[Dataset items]

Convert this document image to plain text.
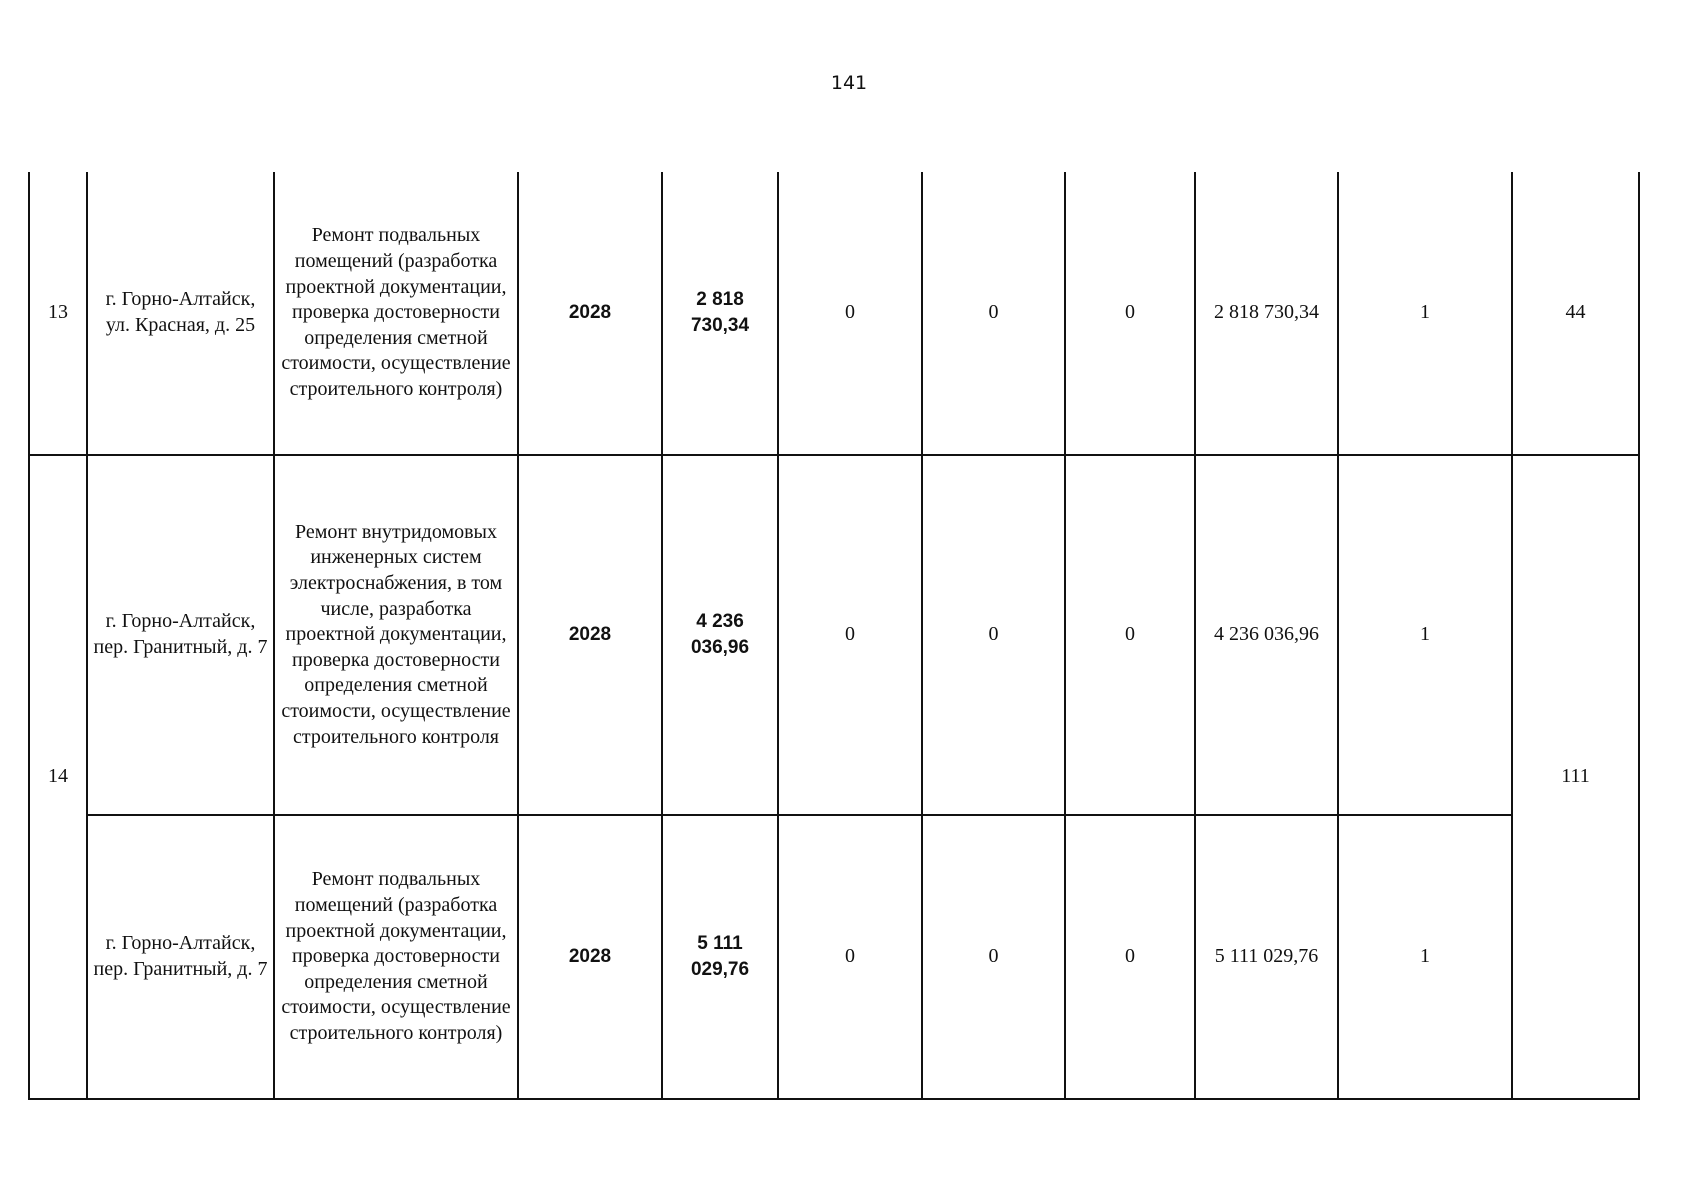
141
13	г. Горно-Алтайск, ул. Красная, д. 25	Ремонт подвальных помещений (разработка проектной документации, проверка достоверности определения сметной стоимости, осуществление строительного контроля)	2028	2 818 730,34	0	0	0	2 818 730,34	1	44
14	г. Горно-Алтайск, пер. Гранитный, д. 7	Ремонт внутридомовых инженерных систем электроснабжения, в том числе, разработка проектной документации, проверка достоверности определения сметной стоимости, осуществление строительного контроля	2028	4 236 036,96	0	0	0	4 236 036,96	1	111
	г. Горно-Алтайск, пер. Гранитный, д. 7	Ремонт подвальных помещений (разработка проектной документации, проверка достоверности определения сметной стоимости, осуществление строительного контроля)	2028	5 111 029,76	0	0	0	5 111 029,76	1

__Requirement__:
Write the listing above out again exactly, dropping each image.

__Solution__:
Convert this document image to plain text.
141
13	г. Горно-Алтайск, ул. Красная, д. 25	Ремонт подвальных помещений (разработка проектной документации, проверка достоверности определения сметной стоимости, осуществление строительного контроля)	2028	2 818 730,34	0	0	0	2 818 730,34	1	44
14	г. Горно-Алтайск, пер. Гранитный, д. 7	Ремонт внутридомовых инженерных систем электроснабжения, в том числе, разработка проектной документации, проверка достоверности определения сметной стоимости, осуществление строительного контроля	2028	4 236 036,96	0	0	0	4 236 036,96	1	111
	г. Горно-Алтайск, пер. Гранитный, д. 7	Ремонт подвальных помещений (разработка проектной документации, проверка достоверности определения сметной стоимости, осуществление строительного контроля)	2028	5 111 029,76	0	0	0	5 111 029,76	1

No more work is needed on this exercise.